- [Task to carry out]: Report every line below that holds the word "voller".

#### Raw data

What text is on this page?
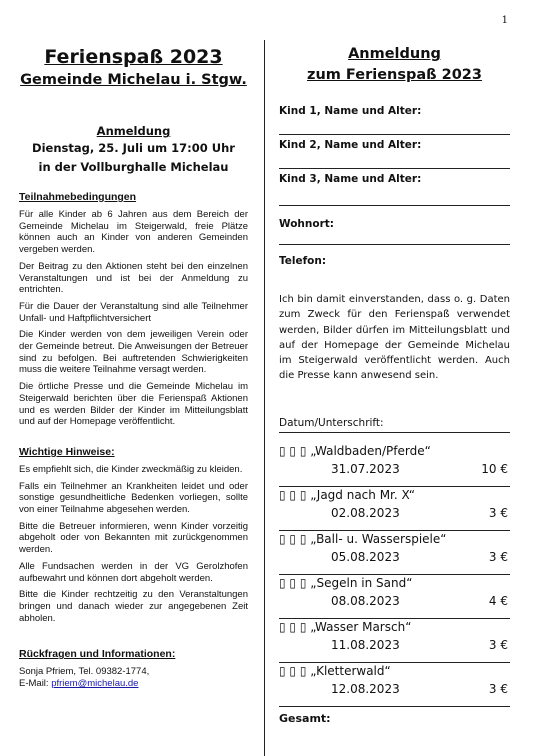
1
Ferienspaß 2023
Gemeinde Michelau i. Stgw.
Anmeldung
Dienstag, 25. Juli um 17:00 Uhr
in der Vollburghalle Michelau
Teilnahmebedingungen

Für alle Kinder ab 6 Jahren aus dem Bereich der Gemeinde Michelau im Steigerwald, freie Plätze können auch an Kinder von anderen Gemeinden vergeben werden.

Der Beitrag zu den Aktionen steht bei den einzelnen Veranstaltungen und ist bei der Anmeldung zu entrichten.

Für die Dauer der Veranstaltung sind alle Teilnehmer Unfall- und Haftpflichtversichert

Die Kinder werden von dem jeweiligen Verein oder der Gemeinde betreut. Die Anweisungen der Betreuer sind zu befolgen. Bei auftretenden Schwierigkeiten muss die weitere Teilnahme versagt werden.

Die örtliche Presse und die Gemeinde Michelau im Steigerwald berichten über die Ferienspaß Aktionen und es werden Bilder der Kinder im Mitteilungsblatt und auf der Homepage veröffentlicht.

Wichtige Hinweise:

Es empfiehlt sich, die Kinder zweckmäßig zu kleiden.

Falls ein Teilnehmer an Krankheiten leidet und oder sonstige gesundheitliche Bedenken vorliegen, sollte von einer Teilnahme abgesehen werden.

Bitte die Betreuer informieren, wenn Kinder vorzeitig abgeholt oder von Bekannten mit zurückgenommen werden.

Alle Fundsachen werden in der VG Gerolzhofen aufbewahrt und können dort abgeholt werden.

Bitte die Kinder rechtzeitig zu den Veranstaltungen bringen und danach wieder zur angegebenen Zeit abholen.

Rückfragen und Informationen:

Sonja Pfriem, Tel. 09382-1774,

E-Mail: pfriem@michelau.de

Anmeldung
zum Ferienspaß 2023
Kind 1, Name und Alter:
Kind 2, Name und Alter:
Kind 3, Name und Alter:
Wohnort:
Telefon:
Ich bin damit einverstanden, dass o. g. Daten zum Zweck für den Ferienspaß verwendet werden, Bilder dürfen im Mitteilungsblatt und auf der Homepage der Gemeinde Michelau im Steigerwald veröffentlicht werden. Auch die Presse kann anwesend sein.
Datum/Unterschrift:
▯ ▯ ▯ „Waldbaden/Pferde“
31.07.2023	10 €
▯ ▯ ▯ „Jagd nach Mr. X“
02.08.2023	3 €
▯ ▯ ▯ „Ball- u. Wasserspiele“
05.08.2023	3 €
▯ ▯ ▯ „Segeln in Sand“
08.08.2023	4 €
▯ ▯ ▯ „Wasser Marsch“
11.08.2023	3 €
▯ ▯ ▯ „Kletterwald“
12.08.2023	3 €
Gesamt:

########
#### Raw data

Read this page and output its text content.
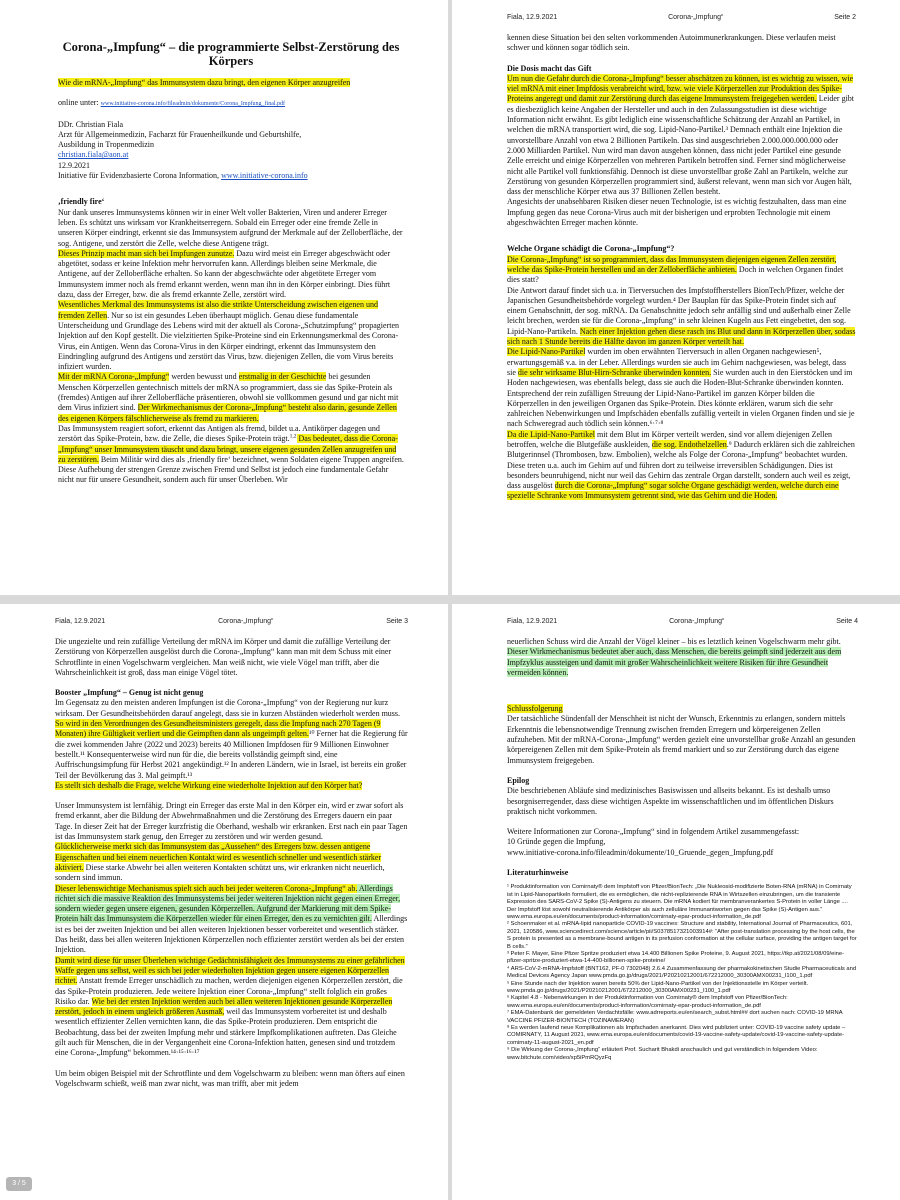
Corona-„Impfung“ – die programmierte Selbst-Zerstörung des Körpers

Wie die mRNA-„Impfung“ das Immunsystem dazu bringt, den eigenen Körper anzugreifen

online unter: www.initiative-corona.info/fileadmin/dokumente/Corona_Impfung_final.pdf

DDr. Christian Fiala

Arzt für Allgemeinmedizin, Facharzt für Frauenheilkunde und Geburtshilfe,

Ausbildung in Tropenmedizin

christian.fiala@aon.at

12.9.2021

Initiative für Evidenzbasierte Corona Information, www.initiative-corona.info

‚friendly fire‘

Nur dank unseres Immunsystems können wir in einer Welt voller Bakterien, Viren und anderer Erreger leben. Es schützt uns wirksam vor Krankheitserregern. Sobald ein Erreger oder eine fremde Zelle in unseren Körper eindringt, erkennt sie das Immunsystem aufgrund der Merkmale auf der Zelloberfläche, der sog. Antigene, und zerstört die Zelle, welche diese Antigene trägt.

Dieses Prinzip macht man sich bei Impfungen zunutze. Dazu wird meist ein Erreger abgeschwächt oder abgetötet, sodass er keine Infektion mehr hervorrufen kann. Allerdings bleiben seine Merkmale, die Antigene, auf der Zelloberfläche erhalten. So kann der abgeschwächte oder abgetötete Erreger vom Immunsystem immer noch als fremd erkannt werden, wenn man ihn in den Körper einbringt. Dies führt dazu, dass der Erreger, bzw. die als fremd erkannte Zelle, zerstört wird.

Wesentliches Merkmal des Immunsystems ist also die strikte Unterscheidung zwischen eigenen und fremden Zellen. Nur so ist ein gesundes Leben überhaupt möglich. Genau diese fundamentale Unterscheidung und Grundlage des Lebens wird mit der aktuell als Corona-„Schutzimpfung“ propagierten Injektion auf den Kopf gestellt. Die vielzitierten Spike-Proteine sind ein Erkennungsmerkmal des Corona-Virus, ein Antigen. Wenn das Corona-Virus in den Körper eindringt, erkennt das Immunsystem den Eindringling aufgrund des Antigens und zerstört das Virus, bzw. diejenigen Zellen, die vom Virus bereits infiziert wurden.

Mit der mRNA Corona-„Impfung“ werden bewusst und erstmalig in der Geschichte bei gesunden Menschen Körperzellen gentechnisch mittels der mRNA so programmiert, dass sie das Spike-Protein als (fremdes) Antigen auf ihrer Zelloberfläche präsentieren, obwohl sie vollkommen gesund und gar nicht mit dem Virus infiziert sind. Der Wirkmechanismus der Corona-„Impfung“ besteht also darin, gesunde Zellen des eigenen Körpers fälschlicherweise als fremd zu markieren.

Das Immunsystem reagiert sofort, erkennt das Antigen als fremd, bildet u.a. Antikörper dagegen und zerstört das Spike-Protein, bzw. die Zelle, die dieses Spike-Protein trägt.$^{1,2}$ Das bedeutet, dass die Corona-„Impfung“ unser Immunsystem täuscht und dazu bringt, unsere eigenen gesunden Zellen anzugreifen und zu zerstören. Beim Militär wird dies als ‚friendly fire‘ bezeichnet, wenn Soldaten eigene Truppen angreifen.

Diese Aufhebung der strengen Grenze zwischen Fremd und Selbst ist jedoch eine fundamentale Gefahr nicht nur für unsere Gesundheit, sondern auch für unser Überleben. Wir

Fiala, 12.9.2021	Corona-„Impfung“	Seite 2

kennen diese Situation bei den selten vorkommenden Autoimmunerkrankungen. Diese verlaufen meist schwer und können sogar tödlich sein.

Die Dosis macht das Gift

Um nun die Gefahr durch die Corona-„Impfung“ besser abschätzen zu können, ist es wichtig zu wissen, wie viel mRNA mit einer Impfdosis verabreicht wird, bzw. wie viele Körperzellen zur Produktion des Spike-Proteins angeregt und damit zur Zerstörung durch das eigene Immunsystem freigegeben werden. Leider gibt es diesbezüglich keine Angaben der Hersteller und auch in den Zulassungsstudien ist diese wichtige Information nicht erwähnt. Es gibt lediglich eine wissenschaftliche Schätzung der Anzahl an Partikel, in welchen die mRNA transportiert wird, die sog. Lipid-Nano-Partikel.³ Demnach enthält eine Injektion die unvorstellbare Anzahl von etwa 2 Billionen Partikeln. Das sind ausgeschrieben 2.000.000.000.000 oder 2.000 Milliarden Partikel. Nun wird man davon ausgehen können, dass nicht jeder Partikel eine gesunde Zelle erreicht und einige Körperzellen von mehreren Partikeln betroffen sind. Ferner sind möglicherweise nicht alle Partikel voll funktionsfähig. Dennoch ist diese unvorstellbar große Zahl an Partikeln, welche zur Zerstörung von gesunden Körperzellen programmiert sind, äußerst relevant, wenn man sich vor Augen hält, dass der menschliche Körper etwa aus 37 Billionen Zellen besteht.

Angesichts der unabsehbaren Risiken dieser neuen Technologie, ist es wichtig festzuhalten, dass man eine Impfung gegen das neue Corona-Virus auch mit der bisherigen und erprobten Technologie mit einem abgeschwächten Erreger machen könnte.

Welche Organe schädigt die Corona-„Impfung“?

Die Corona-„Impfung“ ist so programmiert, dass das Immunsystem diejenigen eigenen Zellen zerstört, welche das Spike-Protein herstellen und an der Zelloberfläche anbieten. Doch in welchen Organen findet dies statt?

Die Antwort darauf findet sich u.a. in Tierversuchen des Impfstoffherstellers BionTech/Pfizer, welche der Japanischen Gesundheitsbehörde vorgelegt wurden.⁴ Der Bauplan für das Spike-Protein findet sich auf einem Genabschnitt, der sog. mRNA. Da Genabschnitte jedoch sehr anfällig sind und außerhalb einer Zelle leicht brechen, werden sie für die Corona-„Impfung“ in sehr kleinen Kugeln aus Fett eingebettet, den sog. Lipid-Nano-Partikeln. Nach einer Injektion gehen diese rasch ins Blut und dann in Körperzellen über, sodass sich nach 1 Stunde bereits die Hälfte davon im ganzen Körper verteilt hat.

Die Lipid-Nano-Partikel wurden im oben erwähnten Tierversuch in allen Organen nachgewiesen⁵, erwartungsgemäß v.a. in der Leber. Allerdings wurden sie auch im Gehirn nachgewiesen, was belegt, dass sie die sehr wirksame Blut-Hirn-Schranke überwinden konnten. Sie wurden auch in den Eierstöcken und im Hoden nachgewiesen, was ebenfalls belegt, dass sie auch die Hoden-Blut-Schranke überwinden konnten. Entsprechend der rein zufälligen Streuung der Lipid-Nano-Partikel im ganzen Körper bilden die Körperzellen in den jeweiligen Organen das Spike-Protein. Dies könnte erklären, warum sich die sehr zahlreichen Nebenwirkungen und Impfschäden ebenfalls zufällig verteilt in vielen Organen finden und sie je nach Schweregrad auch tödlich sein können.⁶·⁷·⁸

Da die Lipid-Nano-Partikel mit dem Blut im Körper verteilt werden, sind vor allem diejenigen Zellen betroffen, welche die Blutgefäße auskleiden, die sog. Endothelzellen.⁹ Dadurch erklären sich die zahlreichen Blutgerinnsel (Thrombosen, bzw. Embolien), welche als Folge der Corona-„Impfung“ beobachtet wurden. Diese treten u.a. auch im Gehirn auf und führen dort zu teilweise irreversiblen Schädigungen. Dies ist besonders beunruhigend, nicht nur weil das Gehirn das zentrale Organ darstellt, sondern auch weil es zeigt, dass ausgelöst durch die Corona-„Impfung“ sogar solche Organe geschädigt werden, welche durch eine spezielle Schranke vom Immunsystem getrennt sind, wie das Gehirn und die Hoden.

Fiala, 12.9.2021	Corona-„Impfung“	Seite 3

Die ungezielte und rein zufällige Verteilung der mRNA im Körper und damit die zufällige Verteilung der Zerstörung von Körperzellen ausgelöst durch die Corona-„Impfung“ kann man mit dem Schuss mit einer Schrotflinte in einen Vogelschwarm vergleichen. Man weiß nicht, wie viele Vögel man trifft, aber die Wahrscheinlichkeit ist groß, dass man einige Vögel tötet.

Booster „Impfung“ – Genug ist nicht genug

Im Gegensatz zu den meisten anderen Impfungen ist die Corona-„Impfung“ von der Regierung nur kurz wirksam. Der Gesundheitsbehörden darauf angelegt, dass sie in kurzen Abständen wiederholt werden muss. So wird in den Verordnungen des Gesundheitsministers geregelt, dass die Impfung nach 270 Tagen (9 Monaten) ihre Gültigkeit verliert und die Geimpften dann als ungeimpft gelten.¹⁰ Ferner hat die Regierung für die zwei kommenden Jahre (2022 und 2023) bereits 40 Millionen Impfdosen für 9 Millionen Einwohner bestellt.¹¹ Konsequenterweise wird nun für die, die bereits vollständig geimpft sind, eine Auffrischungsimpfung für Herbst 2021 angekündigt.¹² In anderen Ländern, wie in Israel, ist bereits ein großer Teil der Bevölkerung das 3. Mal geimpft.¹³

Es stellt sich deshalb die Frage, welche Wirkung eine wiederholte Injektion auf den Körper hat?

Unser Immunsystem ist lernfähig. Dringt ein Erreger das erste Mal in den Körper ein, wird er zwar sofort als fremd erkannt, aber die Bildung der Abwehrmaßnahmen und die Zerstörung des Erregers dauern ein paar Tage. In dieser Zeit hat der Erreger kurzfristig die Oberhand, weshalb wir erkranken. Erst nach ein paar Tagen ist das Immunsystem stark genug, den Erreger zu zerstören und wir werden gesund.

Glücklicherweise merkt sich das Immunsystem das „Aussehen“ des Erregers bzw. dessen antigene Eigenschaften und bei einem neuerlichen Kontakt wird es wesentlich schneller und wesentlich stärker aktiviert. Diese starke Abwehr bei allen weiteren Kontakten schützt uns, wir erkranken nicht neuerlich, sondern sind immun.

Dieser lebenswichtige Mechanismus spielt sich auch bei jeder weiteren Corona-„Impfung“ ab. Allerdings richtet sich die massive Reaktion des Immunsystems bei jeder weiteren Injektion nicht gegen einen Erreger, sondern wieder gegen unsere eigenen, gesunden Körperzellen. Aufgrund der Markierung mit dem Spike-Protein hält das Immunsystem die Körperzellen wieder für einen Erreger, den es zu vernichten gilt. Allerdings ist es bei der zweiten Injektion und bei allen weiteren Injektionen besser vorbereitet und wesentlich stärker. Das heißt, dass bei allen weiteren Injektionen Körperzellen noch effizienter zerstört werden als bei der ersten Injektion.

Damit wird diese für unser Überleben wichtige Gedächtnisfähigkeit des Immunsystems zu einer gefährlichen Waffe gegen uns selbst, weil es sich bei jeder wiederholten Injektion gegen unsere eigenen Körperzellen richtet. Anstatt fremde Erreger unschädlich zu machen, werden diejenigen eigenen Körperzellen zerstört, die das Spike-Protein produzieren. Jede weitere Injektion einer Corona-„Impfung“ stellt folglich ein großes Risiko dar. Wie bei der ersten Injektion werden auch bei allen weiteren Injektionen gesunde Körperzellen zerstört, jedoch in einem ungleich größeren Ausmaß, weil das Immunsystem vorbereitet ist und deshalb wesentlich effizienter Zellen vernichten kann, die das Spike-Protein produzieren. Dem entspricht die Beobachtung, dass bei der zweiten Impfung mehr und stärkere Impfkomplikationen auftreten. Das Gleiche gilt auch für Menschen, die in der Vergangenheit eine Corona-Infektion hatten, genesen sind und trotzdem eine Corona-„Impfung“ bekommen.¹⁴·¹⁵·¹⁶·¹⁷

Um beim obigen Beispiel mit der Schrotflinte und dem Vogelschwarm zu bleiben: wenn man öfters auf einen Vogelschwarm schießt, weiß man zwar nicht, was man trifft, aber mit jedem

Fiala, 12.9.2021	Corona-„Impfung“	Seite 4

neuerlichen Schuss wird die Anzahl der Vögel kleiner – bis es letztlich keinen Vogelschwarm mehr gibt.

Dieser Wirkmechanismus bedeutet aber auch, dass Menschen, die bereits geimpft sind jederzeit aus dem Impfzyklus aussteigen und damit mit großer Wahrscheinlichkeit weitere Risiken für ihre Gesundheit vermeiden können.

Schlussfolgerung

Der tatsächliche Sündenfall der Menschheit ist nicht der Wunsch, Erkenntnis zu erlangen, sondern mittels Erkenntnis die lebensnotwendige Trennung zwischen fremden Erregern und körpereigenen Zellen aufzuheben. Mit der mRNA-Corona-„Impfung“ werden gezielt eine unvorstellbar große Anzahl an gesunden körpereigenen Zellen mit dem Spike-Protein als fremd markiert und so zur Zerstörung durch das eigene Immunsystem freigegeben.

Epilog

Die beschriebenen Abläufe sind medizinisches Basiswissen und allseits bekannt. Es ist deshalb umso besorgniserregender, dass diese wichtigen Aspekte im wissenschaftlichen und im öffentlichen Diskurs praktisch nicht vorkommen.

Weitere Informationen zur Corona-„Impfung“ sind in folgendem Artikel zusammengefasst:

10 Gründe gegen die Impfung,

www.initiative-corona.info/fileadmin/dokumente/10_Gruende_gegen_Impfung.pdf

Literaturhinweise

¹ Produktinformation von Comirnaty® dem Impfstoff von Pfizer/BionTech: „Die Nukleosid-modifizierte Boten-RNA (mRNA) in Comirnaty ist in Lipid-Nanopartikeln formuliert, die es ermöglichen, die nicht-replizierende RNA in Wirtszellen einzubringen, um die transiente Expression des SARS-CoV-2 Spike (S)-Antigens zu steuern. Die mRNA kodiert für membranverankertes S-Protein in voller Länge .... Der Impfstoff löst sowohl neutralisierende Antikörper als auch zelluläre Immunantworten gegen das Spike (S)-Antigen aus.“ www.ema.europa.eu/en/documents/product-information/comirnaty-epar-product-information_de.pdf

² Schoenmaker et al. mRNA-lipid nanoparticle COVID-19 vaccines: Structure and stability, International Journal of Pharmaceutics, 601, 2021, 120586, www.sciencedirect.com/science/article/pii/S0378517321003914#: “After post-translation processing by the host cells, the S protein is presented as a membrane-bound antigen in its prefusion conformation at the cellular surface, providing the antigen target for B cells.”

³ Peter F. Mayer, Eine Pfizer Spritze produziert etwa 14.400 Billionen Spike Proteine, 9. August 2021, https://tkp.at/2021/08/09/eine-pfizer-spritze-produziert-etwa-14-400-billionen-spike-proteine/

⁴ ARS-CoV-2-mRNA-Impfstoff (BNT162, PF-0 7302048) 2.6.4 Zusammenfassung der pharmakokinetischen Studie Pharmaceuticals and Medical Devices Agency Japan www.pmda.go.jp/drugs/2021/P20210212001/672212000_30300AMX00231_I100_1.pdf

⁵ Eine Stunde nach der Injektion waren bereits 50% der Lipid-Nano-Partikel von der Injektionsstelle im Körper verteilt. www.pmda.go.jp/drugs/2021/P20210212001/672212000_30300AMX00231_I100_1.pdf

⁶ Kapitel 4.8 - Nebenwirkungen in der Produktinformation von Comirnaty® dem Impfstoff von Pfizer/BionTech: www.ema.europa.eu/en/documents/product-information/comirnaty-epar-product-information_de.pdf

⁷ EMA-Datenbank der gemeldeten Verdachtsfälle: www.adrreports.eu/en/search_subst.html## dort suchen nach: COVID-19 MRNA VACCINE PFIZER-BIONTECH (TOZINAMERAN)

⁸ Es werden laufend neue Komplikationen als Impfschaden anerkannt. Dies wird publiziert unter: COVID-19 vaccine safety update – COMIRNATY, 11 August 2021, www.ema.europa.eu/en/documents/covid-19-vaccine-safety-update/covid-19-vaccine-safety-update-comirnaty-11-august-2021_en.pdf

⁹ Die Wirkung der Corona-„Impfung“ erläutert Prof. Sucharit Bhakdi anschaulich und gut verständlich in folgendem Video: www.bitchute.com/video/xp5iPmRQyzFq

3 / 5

########

- [Response]:
Nur dank unseres Immunsystems können wir in einer Welt voller Bakterien, Viren und anderer Erreger leben. Es schützt uns wirksam vor Krankheitserregern. Sobald ein Erreger oder eine fremde Zelle in unseren Körper eindringt, erkennt sie das Immunsystem aufgrund der Merkmale auf der Zelloberfläche, der sog. Antigene, und zerstört die Zelle, welche diese Antigene trägt.
¹ Produktinformation von Comirnaty® dem Impfstoff von Pfizer/BionTech: „Die Nukleosid-modifizierte Boten-RNA (mRNA) in Comirnaty ist in Lipid-Nanopartikeln formuliert, die es ermöglichen, die nicht-replizierende RNA in Wirtszellen einzubringen, um die transiente Expression des SARS-CoV-2 Spike (S)-Antigens zu steuern. Die mRNA kodiert für membranverankertes S-Protein in voller Länge .... Der Impfstoff löst sowohl neutralisierende Antikörper als auch zelluläre Immunantworten gegen das Spike (S)-Antigen aus.“ www.ema.europa.eu/en/documents/product-information/comirnaty-epar-product-information_de.pdf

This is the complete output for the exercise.